→ **DATA EXCERPTS**
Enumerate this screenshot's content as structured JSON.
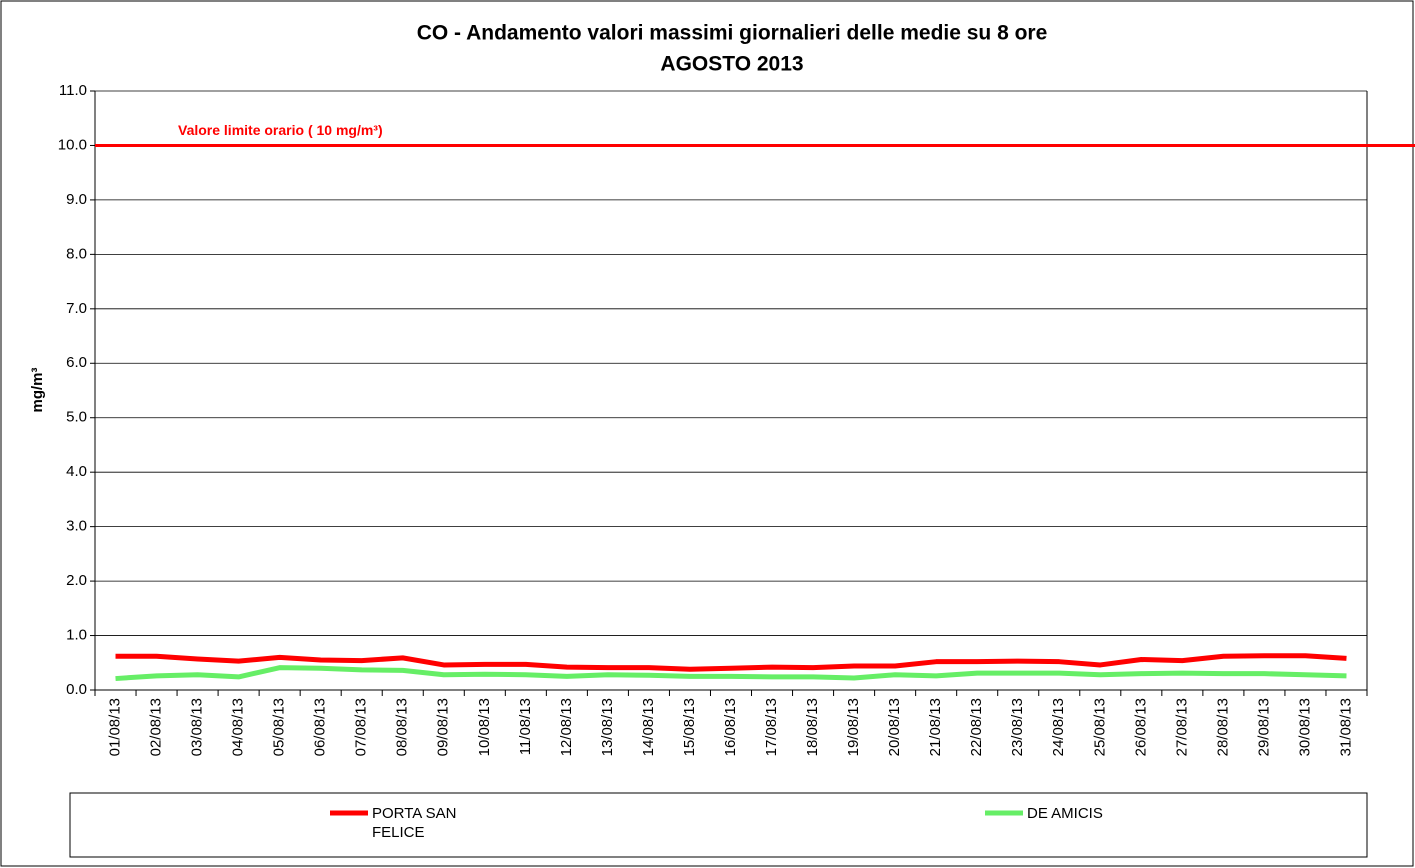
{
  "chart_data": {
    "type": "line",
    "title": "CO - Andamento valori massimi giornalieri delle medie su 8 ore",
    "subtitle": "AGOSTO 2013",
    "y_label": "mg/m³",
    "categories": [
      "01/08/13",
      "02/08/13",
      "03/08/13",
      "04/08/13",
      "05/08/13",
      "06/08/13",
      "07/08/13",
      "08/08/13",
      "09/08/13",
      "10/08/13",
      "11/08/13",
      "12/08/13",
      "13/08/13",
      "14/08/13",
      "15/08/13",
      "16/08/13",
      "17/08/13",
      "18/08/13",
      "19/08/13",
      "20/08/13",
      "21/08/13",
      "22/08/13",
      "23/08/13",
      "24/08/13",
      "25/08/13",
      "26/08/13",
      "27/08/13",
      "28/08/13",
      "29/08/13",
      "30/08/13",
      "31/08/13"
    ],
    "series": [
      {
        "name": "PORTA SAN FELICE",
        "color": "#ff0000",
        "values": [
          0.62,
          0.62,
          0.57,
          0.53,
          0.6,
          0.55,
          0.54,
          0.59,
          0.46,
          0.47,
          0.47,
          0.42,
          0.41,
          0.41,
          0.38,
          0.4,
          0.42,
          0.41,
          0.44,
          0.44,
          0.52,
          0.52,
          0.53,
          0.52,
          0.46,
          0.56,
          0.54,
          0.62,
          0.63,
          0.63,
          0.58
        ]
      },
      {
        "name": "DE AMICIS",
        "color": "#66ee66",
        "values": [
          0.21,
          0.26,
          0.28,
          0.24,
          0.41,
          0.4,
          0.37,
          0.36,
          0.28,
          0.29,
          0.28,
          0.25,
          0.28,
          0.27,
          0.25,
          0.25,
          0.24,
          0.24,
          0.22,
          0.28,
          0.26,
          0.31,
          0.31,
          0.31,
          0.28,
          0.3,
          0.31,
          0.3,
          0.3,
          0.28,
          0.26
        ]
      }
    ],
    "hlines": [
      {
        "value": 10,
        "label": "Valore limite orario ( 10 mg/m³)",
        "color": "#ff0000"
      }
    ],
    "ylim": [
      0,
      11
    ],
    "yticks": [
      {
        "value": 0,
        "label": "0.0"
      },
      {
        "value": 1,
        "label": "1.0"
      },
      {
        "value": 2,
        "label": "2.0"
      },
      {
        "value": 3,
        "label": "3.0"
      },
      {
        "value": 4,
        "label": "4.0"
      },
      {
        "value": 5,
        "label": "5.0"
      },
      {
        "value": 6,
        "label": "6.0"
      },
      {
        "value": 7,
        "label": "7.0"
      },
      {
        "value": 8,
        "label": "8.0"
      },
      {
        "value": 9,
        "label": "9.0"
      },
      {
        "value": 10,
        "label": "10.0"
      },
      {
        "value": 11,
        "label": "11.0"
      }
    ],
    "grid": true
  }
}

→ **WORK INSTRUCTIONS**
Give every record again exactly, apart from the pictures, which stay out.

→ **COMPLETE ANSWER**
Enumerate this screenshot's content as structured JSON.
{
  "chart_data": {
    "type": "line",
    "title": "CO - Andamento valori massimi giornalieri delle medie su 8 ore",
    "subtitle": "AGOSTO 2013",
    "y_label": "mg/m³",
    "categories": [
      "01/08/13",
      "02/08/13",
      "03/08/13",
      "04/08/13",
      "05/08/13",
      "06/08/13",
      "07/08/13",
      "08/08/13",
      "09/08/13",
      "10/08/13",
      "11/08/13",
      "12/08/13",
      "13/08/13",
      "14/08/13",
      "15/08/13",
      "16/08/13",
      "17/08/13",
      "18/08/13",
      "19/08/13",
      "20/08/13",
      "21/08/13",
      "22/08/13",
      "23/08/13",
      "24/08/13",
      "25/08/13",
      "26/08/13",
      "27/08/13",
      "28/08/13",
      "29/08/13",
      "30/08/13",
      "31/08/13"
    ],
    "series": [
      {
        "name": "PORTA SAN FELICE",
        "color": "#ff0000",
        "values": [
          0.62,
          0.62,
          0.57,
          0.53,
          0.6,
          0.55,
          0.54,
          0.59,
          0.46,
          0.47,
          0.47,
          0.42,
          0.41,
          0.41,
          0.38,
          0.4,
          0.42,
          0.41,
          0.44,
          0.44,
          0.52,
          0.52,
          0.53,
          0.52,
          0.46,
          0.56,
          0.54,
          0.62,
          0.63,
          0.63,
          0.58
        ]
      },
      {
        "name": "DE AMICIS",
        "color": "#66ee66",
        "values": [
          0.21,
          0.26,
          0.28,
          0.24,
          0.41,
          0.4,
          0.37,
          0.36,
          0.28,
          0.29,
          0.28,
          0.25,
          0.28,
          0.27,
          0.25,
          0.25,
          0.24,
          0.24,
          0.22,
          0.28,
          0.26,
          0.31,
          0.31,
          0.31,
          0.28,
          0.3,
          0.31,
          0.3,
          0.3,
          0.28,
          0.26
        ]
      }
    ],
    "hlines": [
      {
        "value": 10,
        "label": "Valore limite orario ( 10 mg/m³)",
        "color": "#ff0000"
      }
    ],
    "ylim": [
      0,
      11
    ],
    "yticks": [
      {
        "value": 0,
        "label": "0.0"
      },
      {
        "value": 1,
        "label": "1.0"
      },
      {
        "value": 2,
        "label": "2.0"
      },
      {
        "value": 3,
        "label": "3.0"
      },
      {
        "value": 4,
        "label": "4.0"
      },
      {
        "value": 5,
        "label": "5.0"
      },
      {
        "value": 6,
        "label": "6.0"
      },
      {
        "value": 7,
        "label": "7.0"
      },
      {
        "value": 8,
        "label": "8.0"
      },
      {
        "value": 9,
        "label": "9.0"
      },
      {
        "value": 10,
        "label": "10.0"
      },
      {
        "value": 11,
        "label": "11.0"
      }
    ],
    "grid": true
  }
}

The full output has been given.